• [Given request] In the material below, find every line with "Trophies" and pull it out.

• • •

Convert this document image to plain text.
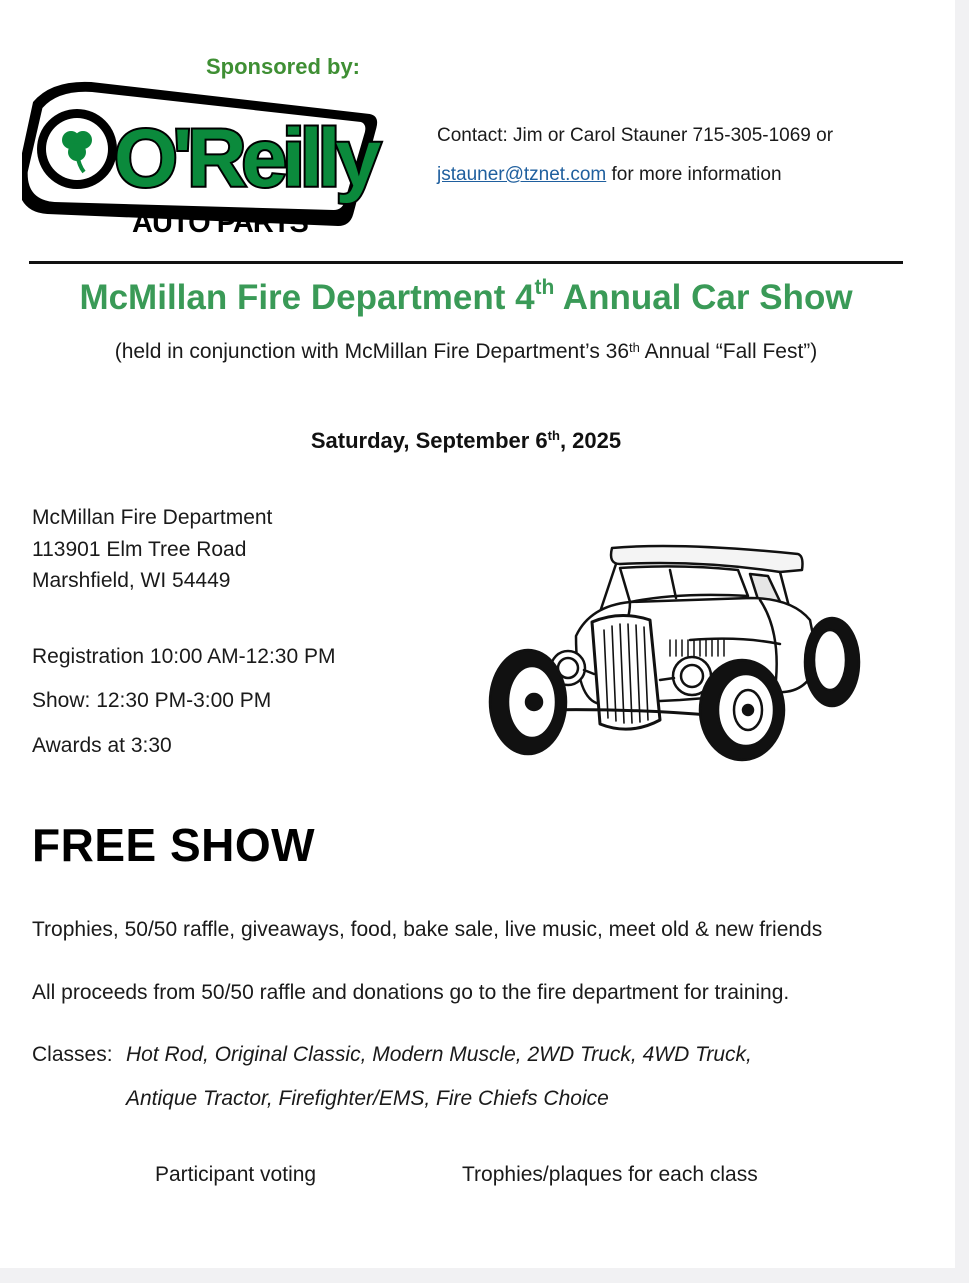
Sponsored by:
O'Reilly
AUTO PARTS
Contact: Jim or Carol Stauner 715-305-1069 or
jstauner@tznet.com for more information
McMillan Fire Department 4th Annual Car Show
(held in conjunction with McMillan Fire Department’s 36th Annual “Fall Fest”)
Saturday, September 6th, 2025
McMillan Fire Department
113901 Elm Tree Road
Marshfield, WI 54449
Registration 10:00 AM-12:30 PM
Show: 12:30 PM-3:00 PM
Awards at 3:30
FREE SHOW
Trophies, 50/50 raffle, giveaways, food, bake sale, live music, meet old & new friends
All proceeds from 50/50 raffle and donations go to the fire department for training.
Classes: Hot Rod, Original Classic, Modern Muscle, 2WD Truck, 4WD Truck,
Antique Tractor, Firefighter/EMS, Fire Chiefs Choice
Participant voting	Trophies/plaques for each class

• • •

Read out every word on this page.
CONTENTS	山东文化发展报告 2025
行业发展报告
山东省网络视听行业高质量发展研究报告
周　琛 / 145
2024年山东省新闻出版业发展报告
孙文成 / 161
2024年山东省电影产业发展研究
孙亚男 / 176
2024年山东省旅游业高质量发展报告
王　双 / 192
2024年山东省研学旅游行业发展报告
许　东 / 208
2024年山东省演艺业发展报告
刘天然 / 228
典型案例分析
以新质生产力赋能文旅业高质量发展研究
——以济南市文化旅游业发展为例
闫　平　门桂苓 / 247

• • •

• [Task result]
Trophies, 50/50 raffle, giveaways, food, bake sale, live music, meet old & new friends
Participant voting	Trophies/plaques for each class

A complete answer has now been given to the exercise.